Data supplied:
------------------------------------------------
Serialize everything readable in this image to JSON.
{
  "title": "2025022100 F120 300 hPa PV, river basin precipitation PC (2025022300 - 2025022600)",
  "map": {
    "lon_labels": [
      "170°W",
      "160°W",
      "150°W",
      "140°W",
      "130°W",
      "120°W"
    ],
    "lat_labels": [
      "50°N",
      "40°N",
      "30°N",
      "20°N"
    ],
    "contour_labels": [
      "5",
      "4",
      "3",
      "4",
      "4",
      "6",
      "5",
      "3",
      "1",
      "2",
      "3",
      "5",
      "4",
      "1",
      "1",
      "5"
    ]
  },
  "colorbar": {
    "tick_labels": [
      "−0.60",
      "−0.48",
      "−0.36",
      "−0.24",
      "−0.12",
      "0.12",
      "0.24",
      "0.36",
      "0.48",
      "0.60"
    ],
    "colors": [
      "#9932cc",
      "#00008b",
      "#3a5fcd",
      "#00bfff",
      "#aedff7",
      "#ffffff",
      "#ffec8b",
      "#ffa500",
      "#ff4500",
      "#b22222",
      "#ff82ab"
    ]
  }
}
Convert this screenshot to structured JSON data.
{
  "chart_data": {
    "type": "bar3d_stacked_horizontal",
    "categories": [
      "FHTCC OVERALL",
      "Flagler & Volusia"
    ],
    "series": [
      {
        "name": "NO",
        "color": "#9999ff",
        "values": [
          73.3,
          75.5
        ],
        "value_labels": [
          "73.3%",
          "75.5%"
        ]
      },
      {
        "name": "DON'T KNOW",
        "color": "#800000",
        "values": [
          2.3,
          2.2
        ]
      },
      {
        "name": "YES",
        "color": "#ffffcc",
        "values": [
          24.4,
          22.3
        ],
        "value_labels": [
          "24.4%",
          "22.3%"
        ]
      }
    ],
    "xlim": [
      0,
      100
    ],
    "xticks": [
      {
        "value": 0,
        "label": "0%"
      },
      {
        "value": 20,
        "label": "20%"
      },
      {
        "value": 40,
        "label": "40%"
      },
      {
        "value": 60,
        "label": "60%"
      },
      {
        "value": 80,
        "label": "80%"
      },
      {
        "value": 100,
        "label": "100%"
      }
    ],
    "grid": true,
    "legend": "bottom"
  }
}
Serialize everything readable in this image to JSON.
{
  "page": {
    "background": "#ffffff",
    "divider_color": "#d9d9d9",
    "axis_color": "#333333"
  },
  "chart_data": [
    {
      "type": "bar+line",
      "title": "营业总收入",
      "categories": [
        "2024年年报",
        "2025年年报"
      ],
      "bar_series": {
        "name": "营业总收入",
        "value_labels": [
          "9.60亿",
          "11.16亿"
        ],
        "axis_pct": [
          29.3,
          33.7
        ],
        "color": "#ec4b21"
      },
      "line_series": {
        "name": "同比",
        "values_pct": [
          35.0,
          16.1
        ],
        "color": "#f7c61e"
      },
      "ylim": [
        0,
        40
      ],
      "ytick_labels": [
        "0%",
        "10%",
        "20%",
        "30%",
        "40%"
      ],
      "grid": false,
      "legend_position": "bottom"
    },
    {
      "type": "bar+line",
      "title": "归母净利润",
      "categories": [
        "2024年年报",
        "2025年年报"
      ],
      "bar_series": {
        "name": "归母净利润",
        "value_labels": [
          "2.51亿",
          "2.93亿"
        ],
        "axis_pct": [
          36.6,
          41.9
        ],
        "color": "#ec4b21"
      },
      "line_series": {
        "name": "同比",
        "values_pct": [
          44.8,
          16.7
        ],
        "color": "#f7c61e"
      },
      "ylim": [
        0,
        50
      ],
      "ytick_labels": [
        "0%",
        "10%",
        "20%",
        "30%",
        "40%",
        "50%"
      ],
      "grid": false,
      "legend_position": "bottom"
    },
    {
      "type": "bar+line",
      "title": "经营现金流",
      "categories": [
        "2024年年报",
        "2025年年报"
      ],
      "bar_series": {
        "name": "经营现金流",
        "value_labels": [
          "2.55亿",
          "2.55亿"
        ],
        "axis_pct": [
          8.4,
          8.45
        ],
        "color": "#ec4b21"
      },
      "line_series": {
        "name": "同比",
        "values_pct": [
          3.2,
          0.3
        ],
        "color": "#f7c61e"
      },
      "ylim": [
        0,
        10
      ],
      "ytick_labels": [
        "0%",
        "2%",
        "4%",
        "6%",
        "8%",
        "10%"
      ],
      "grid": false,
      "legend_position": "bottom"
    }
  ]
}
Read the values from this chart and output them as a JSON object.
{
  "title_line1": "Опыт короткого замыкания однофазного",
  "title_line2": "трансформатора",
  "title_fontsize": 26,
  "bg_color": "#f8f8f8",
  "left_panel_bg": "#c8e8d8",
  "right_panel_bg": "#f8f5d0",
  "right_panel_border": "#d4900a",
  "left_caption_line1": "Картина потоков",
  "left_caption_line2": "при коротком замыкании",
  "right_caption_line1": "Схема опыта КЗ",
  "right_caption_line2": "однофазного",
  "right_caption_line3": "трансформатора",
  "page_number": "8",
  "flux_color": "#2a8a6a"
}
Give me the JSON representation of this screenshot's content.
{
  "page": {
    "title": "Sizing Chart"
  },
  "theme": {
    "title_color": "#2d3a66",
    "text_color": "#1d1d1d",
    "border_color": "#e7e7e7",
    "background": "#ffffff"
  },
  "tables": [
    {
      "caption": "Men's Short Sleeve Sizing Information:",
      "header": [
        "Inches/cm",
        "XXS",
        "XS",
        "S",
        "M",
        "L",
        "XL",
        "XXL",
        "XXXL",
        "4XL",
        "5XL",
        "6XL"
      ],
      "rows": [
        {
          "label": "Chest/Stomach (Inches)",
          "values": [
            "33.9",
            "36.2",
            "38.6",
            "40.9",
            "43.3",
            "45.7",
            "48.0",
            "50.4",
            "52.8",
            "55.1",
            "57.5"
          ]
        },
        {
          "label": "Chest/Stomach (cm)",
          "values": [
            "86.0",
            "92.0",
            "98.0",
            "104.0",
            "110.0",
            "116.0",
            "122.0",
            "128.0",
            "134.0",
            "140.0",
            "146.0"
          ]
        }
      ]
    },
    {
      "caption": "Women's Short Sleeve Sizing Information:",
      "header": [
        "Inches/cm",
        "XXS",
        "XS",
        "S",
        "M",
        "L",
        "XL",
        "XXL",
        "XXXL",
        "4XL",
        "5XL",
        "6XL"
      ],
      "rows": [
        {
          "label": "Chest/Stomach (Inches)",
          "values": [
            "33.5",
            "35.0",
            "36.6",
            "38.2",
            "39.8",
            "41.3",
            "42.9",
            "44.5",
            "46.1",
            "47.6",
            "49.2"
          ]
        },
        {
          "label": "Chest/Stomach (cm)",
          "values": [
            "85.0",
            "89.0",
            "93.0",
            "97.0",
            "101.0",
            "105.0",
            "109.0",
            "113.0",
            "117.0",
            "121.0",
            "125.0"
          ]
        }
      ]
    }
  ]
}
------------------------------------------------
Short problem:
Nothing in the listing may be changed; retype it all exactly.

Solution to this problem:
Serialize everything readable in this image to JSON.
{
  "title": "2025022100 F120 300 hPa PV, river basin precipitation PC (2025022300 - 2025022600)",
  "map": {
    "lon_labels": [
      "170°W",
      "160°W",
      "150°W",
      "140°W",
      "130°W",
      "120°W"
    ],
    "lat_labels": [
      "50°N",
      "40°N",
      "30°N",
      "20°N"
    ],
    "contour_labels": [
      "5",
      "4",
      "3",
      "4",
      "4",
      "6",
      "5",
      "3",
      "1",
      "2",
      "3",
      "5",
      "4",
      "1",
      "1",
      "5"
    ]
  },
  "colorbar": {
    "tick_labels": [
      "−0.60",
      "−0.48",
      "−0.36",
      "−0.24",
      "−0.12",
      "0.12",
      "0.24",
      "0.36",
      "0.48",
      "0.60"
    ],
    "colors": [
      "#9932cc",
      "#00008b",
      "#3a5fcd",
      "#00bfff",
      "#aedff7",
      "#ffffff",
      "#ffec8b",
      "#ffa500",
      "#ff4500",
      "#b22222",
      "#ff82ab"
    ]
  }
}
Convert this screenshot to structured JSON data.
{
  "chart_data": {
    "type": "bar3d_stacked_horizontal",
    "categories": [
      "FHTCC OVERALL",
      "Flagler & Volusia"
    ],
    "series": [
      {
        "name": "NO",
        "color": "#9999ff",
        "values": [
          73.3,
          75.5
        ],
        "value_labels": [
          "73.3%",
          "75.5%"
        ]
      },
      {
        "name": "DON'T KNOW",
        "color": "#800000",
        "values": [
          2.3,
          2.2
        ]
      },
      {
        "name": "YES",
        "color": "#ffffcc",
        "values": [
          24.4,
          22.3
        ],
        "value_labels": [
          "24.4%",
          "22.3%"
        ]
      }
    ],
    "xlim": [
      0,
      100
    ],
    "xticks": [
      {
        "value": 0,
        "label": "0%"
      },
      {
        "value": 20,
        "label": "20%"
      },
      {
        "value": 40,
        "label": "40%"
      },
      {
        "value": 60,
        "label": "60%"
      },
      {
        "value": 80,
        "label": "80%"
      },
      {
        "value": 100,
        "label": "100%"
      }
    ],
    "grid": true,
    "legend": "bottom"
  }
}
Serialize everything readable in this image to JSON.
{
  "page": {
    "background": "#ffffff",
    "divider_color": "#d9d9d9",
    "axis_color": "#333333"
  },
  "chart_data": [
    {
      "type": "bar+line",
      "title": "营业总收入",
      "categories": [
        "2024年年报",
        "2025年年报"
      ],
      "bar_series": {
        "name": "营业总收入",
        "value_labels": [
          "9.60亿",
          "11.16亿"
        ],
        "axis_pct": [
          29.3,
          33.7
        ],
        "color": "#ec4b21"
      },
      "line_series": {
        "name": "同比",
        "values_pct": [
          35.0,
          16.1
        ],
        "color": "#f7c61e"
      },
      "ylim": [
        0,
        40
      ],
      "ytick_labels": [
        "0%",
        "10%",
        "20%",
        "30%",
        "40%"
      ],
      "grid": false,
      "legend_position": "bottom"
    },
    {
      "type": "bar+line",
      "title": "归母净利润",
      "categories": [
        "2024年年报",
        "2025年年报"
      ],
      "bar_series": {
        "name": "归母净利润",
        "value_labels": [
          "2.51亿",
          "2.93亿"
        ],
        "axis_pct": [
          36.6,
          41.9
        ],
        "color": "#ec4b21"
      },
      "line_series": {
        "name": "同比",
        "values_pct": [
          44.8,
          16.7
        ],
        "color": "#f7c61e"
      },
      "ylim": [
        0,
        50
      ],
      "ytick_labels": [
        "0%",
        "10%",
        "20%",
        "30%",
        "40%",
        "50%"
      ],
      "grid": false,
      "legend_position": "bottom"
    },
    {
      "type": "bar+line",
      "title": "经营现金流",
      "categories": [
        "2024年年报",
        "2025年年报"
      ],
      "bar_series": {
        "name": "经营现金流",
        "value_labels": [
          "2.55亿",
          "2.55亿"
        ],
        "axis_pct": [
          8.4,
          8.45
        ],
        "color": "#ec4b21"
      },
      "line_series": {
        "name": "同比",
        "values_pct": [
          3.2,
          0.3
        ],
        "color": "#f7c61e"
      },
      "ylim": [
        0,
        10
      ],
      "ytick_labels": [
        "0%",
        "2%",
        "4%",
        "6%",
        "8%",
        "10%"
      ],
      "grid": false,
      "legend_position": "bottom"
    }
  ]
}
Read the values from this chart and output them as a JSON object.
{
  "title_line1": "Опыт короткого замыкания однофазного",
  "title_line2": "трансформатора",
  "title_fontsize": 26,
  "bg_color": "#f8f8f8",
  "left_panel_bg": "#c8e8d8",
  "right_panel_bg": "#f8f5d0",
  "right_panel_border": "#d4900a",
  "left_caption_line1": "Картина потоков",
  "left_caption_line2": "при коротком замыкании",
  "right_caption_line1": "Схема опыта КЗ",
  "right_caption_line2": "однофазного",
  "right_caption_line3": "трансформатора",
  "page_number": "8",
  "flux_color": "#2a8a6a"
}
Give me the JSON representation of this screenshot's content.
{
  "page": {
    "title": "Sizing Chart"
  },
  "theme": {
    "title_color": "#2d3a66",
    "text_color": "#1d1d1d",
    "border_color": "#e7e7e7",
    "background": "#ffffff"
  },
  "tables": [
    {
      "caption": "Men's Short Sleeve Sizing Information:",
      "header": [
        "Inches/cm",
        "XXS",
        "XS",
        "S",
        "M",
        "L",
        "XL",
        "XXL",
        "XXXL",
        "4XL",
        "5XL",
        "6XL"
      ],
      "rows": [
        {
          "label": "Chest/Stomach (Inches)",
          "values": [
            "33.9",
            "36.2",
            "38.6",
            "40.9",
            "43.3",
            "45.7",
            "48.0",
            "50.4",
            "52.8",
            "55.1",
            "57.5"
          ]
        },
        {
          "label": "Chest/Stomach (cm)",
          "values": [
            "86.0",
            "92.0",
            "98.0",
            "104.0",
            "110.0",
            "116.0",
            "122.0",
            "128.0",
            "134.0",
            "140.0",
            "146.0"
          ]
        }
      ]
    },
    {
      "caption": "Women's Short Sleeve Sizing Information:",
      "header": [
        "Inches/cm",
        "XXS",
        "XS",
        "S",
        "M",
        "L",
        "XL",
        "XXL",
        "XXXL",
        "4XL",
        "5XL",
        "6XL"
      ],
      "rows": [
        {
          "label": "Chest/Stomach (Inches)",
          "values": [
            "33.5",
            "35.0",
            "36.6",
            "38.2",
            "39.8",
            "41.3",
            "42.9",
            "44.5",
            "46.1",
            "47.6",
            "49.2"
          ]
        },
        {
          "label": "Chest/Stomach (cm)",
          "values": [
            "85.0",
            "89.0",
            "93.0",
            "97.0",
            "101.0",
            "105.0",
            "109.0",
            "113.0",
            "117.0",
            "121.0",
            "125.0"
          ]
        }
      ]
    }
  ]
}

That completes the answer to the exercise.